- The request: How many lines of these records hold the string "italic"? Reply with the number alone.

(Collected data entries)
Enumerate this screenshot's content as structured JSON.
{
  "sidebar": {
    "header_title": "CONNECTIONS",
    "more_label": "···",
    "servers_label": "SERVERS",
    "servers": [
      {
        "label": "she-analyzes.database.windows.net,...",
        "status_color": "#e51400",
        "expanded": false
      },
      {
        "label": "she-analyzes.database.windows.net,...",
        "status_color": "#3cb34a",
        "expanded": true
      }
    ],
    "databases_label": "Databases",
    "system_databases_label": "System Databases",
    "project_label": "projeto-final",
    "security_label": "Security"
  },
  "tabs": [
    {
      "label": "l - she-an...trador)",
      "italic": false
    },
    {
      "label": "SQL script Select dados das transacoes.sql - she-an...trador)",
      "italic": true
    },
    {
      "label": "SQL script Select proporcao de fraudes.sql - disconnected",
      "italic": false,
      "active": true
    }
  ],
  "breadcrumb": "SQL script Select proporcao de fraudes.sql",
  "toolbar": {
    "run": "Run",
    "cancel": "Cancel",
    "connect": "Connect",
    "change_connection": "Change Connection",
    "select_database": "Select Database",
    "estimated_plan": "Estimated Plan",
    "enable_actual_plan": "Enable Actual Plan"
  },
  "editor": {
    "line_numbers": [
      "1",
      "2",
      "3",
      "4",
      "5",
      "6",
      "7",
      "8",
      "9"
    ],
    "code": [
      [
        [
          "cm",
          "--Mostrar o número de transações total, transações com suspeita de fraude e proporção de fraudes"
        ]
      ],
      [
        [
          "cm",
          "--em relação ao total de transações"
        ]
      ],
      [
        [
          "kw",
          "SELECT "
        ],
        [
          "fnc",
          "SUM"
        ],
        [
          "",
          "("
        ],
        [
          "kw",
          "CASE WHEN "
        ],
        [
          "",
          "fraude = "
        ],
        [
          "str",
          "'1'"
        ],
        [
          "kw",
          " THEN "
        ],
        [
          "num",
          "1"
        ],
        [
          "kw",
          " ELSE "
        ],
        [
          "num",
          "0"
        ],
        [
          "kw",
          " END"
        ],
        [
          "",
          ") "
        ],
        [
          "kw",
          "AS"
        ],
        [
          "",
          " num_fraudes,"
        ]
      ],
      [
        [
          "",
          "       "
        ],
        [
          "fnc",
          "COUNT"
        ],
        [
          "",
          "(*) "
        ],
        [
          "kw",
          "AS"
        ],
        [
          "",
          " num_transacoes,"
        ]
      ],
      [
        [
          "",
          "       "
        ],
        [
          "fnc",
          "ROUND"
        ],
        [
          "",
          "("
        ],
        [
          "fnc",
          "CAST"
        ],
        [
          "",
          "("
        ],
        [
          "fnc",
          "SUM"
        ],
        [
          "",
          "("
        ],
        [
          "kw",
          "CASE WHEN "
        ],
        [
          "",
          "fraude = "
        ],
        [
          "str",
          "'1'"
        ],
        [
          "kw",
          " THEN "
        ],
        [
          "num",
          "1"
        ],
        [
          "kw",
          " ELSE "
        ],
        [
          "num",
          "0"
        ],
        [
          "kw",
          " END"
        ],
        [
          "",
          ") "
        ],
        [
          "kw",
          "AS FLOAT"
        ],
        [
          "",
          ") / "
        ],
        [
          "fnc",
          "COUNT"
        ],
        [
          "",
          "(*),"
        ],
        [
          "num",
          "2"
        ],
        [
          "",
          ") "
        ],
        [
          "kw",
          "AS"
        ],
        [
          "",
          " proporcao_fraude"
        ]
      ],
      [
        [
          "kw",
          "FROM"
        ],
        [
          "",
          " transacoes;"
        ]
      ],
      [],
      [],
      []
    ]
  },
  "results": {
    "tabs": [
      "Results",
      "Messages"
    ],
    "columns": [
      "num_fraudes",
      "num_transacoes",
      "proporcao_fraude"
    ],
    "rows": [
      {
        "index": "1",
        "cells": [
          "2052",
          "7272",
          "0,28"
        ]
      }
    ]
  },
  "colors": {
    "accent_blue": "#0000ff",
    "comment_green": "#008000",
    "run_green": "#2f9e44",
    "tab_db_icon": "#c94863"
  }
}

- The reply: 3